Note each line where "screenshot" appears, and copy it.

**MATERIAL**:
<<<<
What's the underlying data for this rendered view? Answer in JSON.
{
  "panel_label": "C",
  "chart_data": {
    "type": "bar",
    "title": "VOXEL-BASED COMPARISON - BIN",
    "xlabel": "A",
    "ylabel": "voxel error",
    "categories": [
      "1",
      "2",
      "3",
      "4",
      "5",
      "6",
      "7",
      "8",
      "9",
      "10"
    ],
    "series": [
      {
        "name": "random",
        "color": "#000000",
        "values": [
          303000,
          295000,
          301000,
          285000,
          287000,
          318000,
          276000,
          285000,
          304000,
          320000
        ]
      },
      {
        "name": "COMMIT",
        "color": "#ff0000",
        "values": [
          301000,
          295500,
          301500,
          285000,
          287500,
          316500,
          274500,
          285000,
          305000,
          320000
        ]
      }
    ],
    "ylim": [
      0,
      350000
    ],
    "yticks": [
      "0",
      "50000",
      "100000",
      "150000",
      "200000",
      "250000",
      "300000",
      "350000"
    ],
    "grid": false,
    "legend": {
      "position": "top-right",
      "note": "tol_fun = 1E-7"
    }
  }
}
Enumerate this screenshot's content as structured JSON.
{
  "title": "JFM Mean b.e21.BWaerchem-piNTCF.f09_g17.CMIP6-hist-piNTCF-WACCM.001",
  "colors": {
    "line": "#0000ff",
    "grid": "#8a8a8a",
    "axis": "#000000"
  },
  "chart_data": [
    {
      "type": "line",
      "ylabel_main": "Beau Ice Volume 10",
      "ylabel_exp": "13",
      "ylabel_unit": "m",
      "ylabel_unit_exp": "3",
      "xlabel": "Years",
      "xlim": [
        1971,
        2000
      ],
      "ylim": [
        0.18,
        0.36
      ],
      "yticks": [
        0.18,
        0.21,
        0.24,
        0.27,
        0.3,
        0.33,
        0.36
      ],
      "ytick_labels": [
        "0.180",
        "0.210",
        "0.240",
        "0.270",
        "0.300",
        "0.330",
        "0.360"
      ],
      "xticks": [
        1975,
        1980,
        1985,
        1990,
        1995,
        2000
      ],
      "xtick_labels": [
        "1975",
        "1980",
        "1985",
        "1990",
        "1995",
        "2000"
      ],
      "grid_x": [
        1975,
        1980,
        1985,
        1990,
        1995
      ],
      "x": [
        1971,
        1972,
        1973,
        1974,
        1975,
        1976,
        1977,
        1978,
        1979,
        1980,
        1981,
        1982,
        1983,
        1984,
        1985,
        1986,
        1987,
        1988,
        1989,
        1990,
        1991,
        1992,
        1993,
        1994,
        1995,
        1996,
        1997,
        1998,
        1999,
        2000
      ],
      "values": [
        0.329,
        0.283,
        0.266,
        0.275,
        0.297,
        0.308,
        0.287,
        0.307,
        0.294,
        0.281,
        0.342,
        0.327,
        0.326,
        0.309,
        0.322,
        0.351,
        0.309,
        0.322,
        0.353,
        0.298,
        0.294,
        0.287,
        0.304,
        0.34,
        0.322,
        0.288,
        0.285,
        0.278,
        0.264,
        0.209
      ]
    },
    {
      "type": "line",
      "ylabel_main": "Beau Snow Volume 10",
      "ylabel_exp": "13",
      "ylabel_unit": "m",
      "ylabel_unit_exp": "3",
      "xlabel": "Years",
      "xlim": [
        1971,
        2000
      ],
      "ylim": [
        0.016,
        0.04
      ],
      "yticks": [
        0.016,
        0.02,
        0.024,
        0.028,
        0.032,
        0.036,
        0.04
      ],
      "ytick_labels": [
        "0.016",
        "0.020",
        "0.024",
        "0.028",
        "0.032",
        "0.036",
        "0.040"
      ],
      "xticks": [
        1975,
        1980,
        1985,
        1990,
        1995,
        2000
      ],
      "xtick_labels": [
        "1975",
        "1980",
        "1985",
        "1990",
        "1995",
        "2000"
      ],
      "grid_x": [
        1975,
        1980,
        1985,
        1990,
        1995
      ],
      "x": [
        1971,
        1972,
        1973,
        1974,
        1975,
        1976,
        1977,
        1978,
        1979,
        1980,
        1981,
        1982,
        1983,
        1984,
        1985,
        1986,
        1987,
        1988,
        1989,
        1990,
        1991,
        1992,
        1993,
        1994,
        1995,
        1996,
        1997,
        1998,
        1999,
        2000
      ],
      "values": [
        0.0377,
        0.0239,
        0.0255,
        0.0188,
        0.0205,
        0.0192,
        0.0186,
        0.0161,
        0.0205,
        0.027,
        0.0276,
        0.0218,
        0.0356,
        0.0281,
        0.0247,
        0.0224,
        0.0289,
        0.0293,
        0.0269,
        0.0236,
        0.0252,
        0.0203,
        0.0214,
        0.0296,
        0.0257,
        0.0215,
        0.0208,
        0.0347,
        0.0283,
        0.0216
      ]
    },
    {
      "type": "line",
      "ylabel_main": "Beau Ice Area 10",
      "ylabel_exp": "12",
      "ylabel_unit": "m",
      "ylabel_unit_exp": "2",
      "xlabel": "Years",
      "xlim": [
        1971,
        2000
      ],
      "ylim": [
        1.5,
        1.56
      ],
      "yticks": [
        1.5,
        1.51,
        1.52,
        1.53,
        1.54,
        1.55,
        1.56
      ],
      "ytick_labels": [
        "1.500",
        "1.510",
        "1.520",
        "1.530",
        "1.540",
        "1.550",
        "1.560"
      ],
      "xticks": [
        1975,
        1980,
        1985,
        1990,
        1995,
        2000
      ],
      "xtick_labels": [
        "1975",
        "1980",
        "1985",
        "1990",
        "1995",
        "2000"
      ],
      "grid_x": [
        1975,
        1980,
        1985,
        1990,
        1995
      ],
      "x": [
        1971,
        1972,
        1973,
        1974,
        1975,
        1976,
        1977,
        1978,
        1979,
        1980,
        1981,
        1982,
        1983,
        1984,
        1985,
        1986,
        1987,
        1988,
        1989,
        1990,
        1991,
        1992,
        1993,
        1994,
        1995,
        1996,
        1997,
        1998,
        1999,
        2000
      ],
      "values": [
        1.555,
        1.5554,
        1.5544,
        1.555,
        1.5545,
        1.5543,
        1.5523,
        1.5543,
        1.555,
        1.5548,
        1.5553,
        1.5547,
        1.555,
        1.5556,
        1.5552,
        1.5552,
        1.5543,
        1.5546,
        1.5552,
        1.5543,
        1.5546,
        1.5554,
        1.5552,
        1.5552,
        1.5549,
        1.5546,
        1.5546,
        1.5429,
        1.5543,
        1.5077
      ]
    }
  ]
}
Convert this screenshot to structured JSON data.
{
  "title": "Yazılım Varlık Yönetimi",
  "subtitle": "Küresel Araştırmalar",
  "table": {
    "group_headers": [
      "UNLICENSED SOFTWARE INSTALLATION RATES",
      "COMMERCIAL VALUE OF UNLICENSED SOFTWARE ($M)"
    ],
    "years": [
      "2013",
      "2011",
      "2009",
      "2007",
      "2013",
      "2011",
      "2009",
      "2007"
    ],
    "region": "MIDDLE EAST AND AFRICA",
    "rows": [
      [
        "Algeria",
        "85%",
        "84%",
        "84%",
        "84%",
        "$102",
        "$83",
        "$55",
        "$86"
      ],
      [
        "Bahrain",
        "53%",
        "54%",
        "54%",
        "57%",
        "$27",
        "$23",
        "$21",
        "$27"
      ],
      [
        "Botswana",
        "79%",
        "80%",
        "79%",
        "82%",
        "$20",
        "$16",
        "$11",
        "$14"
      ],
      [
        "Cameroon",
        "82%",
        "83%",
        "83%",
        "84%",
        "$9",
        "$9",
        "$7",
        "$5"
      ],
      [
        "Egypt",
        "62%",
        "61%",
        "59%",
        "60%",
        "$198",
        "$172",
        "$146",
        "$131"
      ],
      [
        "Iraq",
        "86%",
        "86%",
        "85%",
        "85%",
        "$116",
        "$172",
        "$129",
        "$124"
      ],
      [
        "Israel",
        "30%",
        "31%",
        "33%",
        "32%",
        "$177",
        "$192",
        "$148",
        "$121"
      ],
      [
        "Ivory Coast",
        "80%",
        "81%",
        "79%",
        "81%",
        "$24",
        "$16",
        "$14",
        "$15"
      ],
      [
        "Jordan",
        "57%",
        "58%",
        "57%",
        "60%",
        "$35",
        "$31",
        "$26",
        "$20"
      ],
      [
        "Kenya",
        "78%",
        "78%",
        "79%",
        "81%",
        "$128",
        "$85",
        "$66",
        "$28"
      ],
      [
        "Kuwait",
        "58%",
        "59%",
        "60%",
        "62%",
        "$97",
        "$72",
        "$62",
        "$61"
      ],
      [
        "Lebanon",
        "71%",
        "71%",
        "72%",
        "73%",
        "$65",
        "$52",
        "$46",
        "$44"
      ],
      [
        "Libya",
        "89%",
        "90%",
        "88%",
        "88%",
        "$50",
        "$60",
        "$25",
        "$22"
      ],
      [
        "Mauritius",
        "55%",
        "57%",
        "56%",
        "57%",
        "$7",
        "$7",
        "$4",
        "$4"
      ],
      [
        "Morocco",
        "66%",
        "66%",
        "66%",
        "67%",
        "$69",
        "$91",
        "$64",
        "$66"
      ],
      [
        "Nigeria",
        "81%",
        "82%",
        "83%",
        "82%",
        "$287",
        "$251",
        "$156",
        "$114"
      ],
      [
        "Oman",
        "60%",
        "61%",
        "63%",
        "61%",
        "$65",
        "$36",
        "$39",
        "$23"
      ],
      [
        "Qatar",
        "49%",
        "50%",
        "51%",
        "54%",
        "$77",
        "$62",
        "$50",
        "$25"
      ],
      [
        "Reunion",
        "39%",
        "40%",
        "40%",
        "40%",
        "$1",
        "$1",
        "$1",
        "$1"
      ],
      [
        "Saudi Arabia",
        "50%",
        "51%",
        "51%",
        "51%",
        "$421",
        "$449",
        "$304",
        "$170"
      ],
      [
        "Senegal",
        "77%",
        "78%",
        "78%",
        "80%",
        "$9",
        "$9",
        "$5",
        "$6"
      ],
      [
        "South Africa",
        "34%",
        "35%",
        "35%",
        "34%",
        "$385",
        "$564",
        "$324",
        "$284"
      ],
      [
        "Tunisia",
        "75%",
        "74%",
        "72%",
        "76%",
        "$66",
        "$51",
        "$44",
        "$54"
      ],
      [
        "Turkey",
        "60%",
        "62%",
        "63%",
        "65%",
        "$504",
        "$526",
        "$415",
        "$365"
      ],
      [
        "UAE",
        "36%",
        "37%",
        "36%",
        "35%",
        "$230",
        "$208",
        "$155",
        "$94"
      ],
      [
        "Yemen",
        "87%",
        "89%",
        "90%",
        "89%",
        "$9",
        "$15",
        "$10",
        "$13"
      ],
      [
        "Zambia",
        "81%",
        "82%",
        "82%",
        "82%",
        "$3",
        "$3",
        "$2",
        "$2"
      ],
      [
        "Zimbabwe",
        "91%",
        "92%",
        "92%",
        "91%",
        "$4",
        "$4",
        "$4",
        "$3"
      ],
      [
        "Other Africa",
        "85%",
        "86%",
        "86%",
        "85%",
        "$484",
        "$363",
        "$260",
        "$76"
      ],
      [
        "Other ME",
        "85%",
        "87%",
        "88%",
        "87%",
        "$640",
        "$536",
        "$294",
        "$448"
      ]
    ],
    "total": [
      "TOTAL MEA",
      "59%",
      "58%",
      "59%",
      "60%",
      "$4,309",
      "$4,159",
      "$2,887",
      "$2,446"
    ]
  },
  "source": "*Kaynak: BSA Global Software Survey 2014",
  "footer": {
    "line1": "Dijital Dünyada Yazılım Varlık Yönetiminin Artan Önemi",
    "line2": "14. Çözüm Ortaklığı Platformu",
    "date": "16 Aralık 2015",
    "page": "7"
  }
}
>>>>
**OUTPUT FOR THIS EXERCISE**:
Enumerate this screenshot's content as structured JSON.
Convert this screenshot to structured JSON data.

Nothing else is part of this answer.